=== Exercise aim ===
Transcribe the full listing below exactly.

=== Items ===
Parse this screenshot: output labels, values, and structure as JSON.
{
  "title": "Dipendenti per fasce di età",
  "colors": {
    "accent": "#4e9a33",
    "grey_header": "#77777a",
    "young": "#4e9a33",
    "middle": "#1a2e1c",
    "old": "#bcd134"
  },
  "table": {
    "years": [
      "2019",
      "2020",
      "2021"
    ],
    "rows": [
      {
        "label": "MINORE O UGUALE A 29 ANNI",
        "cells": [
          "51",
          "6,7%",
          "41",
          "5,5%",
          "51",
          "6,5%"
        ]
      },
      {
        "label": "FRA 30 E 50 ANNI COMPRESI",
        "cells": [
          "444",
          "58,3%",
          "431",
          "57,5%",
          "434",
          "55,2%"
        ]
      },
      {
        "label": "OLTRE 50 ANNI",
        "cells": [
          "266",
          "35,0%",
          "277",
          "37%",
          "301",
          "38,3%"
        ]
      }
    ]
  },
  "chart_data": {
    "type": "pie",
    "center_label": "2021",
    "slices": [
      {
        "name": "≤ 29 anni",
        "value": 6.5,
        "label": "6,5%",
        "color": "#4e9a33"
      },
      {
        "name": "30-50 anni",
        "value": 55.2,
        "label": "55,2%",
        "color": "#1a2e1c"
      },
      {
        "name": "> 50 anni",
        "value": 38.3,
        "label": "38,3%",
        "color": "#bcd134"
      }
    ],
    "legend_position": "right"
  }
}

=== In response ===
Parse this screenshot: output labels, values, and structure as JSON.
{
  "title": "Dipendenti per fasce di età",
  "colors": {
    "accent": "#4e9a33",
    "grey_header": "#77777a",
    "young": "#4e9a33",
    "middle": "#1a2e1c",
    "old": "#bcd134"
  },
  "table": {
    "years": [
      "2019",
      "2020",
      "2021"
    ],
    "rows": [
      {
        "label": "MINORE O UGUALE A 29 ANNI",
        "cells": [
          "51",
          "6,7%",
          "41",
          "5,5%",
          "51",
          "6,5%"
        ]
      },
      {
        "label": "FRA 30 E 50 ANNI COMPRESI",
        "cells": [
          "444",
          "58,3%",
          "431",
          "57,5%",
          "434",
          "55,2%"
        ]
      },
      {
        "label": "OLTRE 50 ANNI",
        "cells": [
          "266",
          "35,0%",
          "277",
          "37%",
          "301",
          "38,3%"
        ]
      }
    ]
  },
  "chart_data": {
    "type": "pie",
    "center_label": "2021",
    "slices": [
      {
        "name": "≤ 29 anni",
        "value": 6.5,
        "label": "6,5%",
        "color": "#4e9a33"
      },
      {
        "name": "30-50 anni",
        "value": 55.2,
        "label": "55,2%",
        "color": "#1a2e1c"
      },
      {
        "name": "> 50 anni",
        "value": 38.3,
        "label": "38,3%",
        "color": "#bcd134"
      }
    ],
    "legend_position": "right"
  }
}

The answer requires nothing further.